(Collected data entries)
[Begin]

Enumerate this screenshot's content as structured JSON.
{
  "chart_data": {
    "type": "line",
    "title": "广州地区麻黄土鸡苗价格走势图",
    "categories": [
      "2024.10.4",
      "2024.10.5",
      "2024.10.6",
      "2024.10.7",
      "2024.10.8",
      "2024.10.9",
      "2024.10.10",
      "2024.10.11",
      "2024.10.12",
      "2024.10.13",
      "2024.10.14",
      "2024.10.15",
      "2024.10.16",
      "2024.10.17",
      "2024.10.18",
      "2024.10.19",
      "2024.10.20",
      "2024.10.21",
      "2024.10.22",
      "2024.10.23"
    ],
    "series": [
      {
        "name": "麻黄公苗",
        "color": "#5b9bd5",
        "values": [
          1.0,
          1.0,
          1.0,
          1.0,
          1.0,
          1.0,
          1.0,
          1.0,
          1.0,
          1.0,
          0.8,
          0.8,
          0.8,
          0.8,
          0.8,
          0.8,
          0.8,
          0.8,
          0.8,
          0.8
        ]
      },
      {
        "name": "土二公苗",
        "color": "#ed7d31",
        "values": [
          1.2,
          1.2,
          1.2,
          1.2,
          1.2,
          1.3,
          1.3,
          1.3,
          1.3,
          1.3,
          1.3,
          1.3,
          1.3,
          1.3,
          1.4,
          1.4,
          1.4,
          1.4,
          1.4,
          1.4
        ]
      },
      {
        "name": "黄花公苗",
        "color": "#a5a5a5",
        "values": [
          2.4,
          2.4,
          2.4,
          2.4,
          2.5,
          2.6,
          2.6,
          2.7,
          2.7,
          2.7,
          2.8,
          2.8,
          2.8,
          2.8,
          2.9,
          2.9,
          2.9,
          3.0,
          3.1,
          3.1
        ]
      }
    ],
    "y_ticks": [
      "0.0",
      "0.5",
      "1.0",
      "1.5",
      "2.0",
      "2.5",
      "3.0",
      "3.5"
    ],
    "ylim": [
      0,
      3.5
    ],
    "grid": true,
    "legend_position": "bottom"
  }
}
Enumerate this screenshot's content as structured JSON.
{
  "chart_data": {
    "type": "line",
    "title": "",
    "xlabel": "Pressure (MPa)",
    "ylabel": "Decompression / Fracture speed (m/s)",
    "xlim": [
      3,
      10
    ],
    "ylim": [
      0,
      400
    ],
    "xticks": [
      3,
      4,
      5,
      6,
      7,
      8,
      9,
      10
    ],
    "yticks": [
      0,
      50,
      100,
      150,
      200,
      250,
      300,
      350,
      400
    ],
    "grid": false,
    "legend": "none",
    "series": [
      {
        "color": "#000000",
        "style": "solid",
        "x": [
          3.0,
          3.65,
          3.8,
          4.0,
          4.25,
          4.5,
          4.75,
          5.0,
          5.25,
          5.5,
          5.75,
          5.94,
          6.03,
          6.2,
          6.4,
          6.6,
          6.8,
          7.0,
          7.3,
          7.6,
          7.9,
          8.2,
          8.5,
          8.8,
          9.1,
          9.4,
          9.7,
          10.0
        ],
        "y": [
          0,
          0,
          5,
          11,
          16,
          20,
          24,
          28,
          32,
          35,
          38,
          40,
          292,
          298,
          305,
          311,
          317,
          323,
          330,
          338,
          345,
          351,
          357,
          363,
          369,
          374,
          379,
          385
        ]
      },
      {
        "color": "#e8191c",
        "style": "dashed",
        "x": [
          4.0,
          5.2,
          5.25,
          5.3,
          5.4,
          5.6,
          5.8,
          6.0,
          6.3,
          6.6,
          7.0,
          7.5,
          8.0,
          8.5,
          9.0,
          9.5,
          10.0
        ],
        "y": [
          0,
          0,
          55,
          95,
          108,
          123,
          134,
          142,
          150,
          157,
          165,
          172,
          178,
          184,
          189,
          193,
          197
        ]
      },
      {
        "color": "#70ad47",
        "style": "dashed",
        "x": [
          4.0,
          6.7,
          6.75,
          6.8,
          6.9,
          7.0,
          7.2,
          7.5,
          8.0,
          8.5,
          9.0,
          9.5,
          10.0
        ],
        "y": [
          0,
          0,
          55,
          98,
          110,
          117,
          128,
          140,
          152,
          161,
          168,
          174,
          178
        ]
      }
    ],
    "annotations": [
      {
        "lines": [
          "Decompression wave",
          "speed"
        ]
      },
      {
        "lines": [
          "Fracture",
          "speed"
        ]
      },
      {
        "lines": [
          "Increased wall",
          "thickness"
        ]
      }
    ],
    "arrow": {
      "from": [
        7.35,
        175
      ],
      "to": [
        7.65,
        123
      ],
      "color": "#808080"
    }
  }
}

[End]

▶ [Task to complete]:
Transcribe all lines as written.

▶ [Complete output]:
Enumerate this screenshot's content as structured JSON.
{
  "chart_data": {
    "type": "line",
    "title": "广州地区麻黄土鸡苗价格走势图",
    "categories": [
      "2024.10.4",
      "2024.10.5",
      "2024.10.6",
      "2024.10.7",
      "2024.10.8",
      "2024.10.9",
      "2024.10.10",
      "2024.10.11",
      "2024.10.12",
      "2024.10.13",
      "2024.10.14",
      "2024.10.15",
      "2024.10.16",
      "2024.10.17",
      "2024.10.18",
      "2024.10.19",
      "2024.10.20",
      "2024.10.21",
      "2024.10.22",
      "2024.10.23"
    ],
    "series": [
      {
        "name": "麻黄公苗",
        "color": "#5b9bd5",
        "values": [
          1.0,
          1.0,
          1.0,
          1.0,
          1.0,
          1.0,
          1.0,
          1.0,
          1.0,
          1.0,
          0.8,
          0.8,
          0.8,
          0.8,
          0.8,
          0.8,
          0.8,
          0.8,
          0.8,
          0.8
        ]
      },
      {
        "name": "土二公苗",
        "color": "#ed7d31",
        "values": [
          1.2,
          1.2,
          1.2,
          1.2,
          1.2,
          1.3,
          1.3,
          1.3,
          1.3,
          1.3,
          1.3,
          1.3,
          1.3,
          1.3,
          1.4,
          1.4,
          1.4,
          1.4,
          1.4,
          1.4
        ]
      },
      {
        "name": "黄花公苗",
        "color": "#a5a5a5",
        "values": [
          2.4,
          2.4,
          2.4,
          2.4,
          2.5,
          2.6,
          2.6,
          2.7,
          2.7,
          2.7,
          2.8,
          2.8,
          2.8,
          2.8,
          2.9,
          2.9,
          2.9,
          3.0,
          3.1,
          3.1
        ]
      }
    ],
    "y_ticks": [
      "0.0",
      "0.5",
      "1.0",
      "1.5",
      "2.0",
      "2.5",
      "3.0",
      "3.5"
    ],
    "ylim": [
      0,
      3.5
    ],
    "grid": true,
    "legend_position": "bottom"
  }
}
Enumerate this screenshot's content as structured JSON.
{
  "chart_data": {
    "type": "line",
    "title": "",
    "xlabel": "Pressure (MPa)",
    "ylabel": "Decompression / Fracture speed (m/s)",
    "xlim": [
      3,
      10
    ],
    "ylim": [
      0,
      400
    ],
    "xticks": [
      3,
      4,
      5,
      6,
      7,
      8,
      9,
      10
    ],
    "yticks": [
      0,
      50,
      100,
      150,
      200,
      250,
      300,
      350,
      400
    ],
    "grid": false,
    "legend": "none",
    "series": [
      {
        "color": "#000000",
        "style": "solid",
        "x": [
          3.0,
          3.65,
          3.8,
          4.0,
          4.25,
          4.5,
          4.75,
          5.0,
          5.25,
          5.5,
          5.75,
          5.94,
          6.03,
          6.2,
          6.4,
          6.6,
          6.8,
          7.0,
          7.3,
          7.6,
          7.9,
          8.2,
          8.5,
          8.8,
          9.1,
          9.4,
          9.7,
          10.0
        ],
        "y": [
          0,
          0,
          5,
          11,
          16,
          20,
          24,
          28,
          32,
          35,
          38,
          40,
          292,
          298,
          305,
          311,
          317,
          323,
          330,
          338,
          345,
          351,
          357,
          363,
          369,
          374,
          379,
          385
        ]
      },
      {
        "color": "#e8191c",
        "style": "dashed",
        "x": [
          4.0,
          5.2,
          5.25,
          5.3,
          5.4,
          5.6,
          5.8,
          6.0,
          6.3,
          6.6,
          7.0,
          7.5,
          8.0,
          8.5,
          9.0,
          9.5,
          10.0
        ],
        "y": [
          0,
          0,
          55,
          95,
          108,
          123,
          134,
          142,
          150,
          157,
          165,
          172,
          178,
          184,
          189,
          193,
          197
        ]
      },
      {
        "color": "#70ad47",
        "style": "dashed",
        "x": [
          4.0,
          6.7,
          6.75,
          6.8,
          6.9,
          7.0,
          7.2,
          7.5,
          8.0,
          8.5,
          9.0,
          9.5,
          10.0
        ],
        "y": [
          0,
          0,
          55,
          98,
          110,
          117,
          128,
          140,
          152,
          161,
          168,
          174,
          178
        ]
      }
    ],
    "annotations": [
      {
        "lines": [
          "Decompression wave",
          "speed"
        ]
      },
      {
        "lines": [
          "Fracture",
          "speed"
        ]
      },
      {
        "lines": [
          "Increased wall",
          "thickness"
        ]
      }
    ],
    "arrow": {
      "from": [
        7.35,
        175
      ],
      "to": [
        7.65,
        123
      ],
      "color": "#808080"
    }
  }
}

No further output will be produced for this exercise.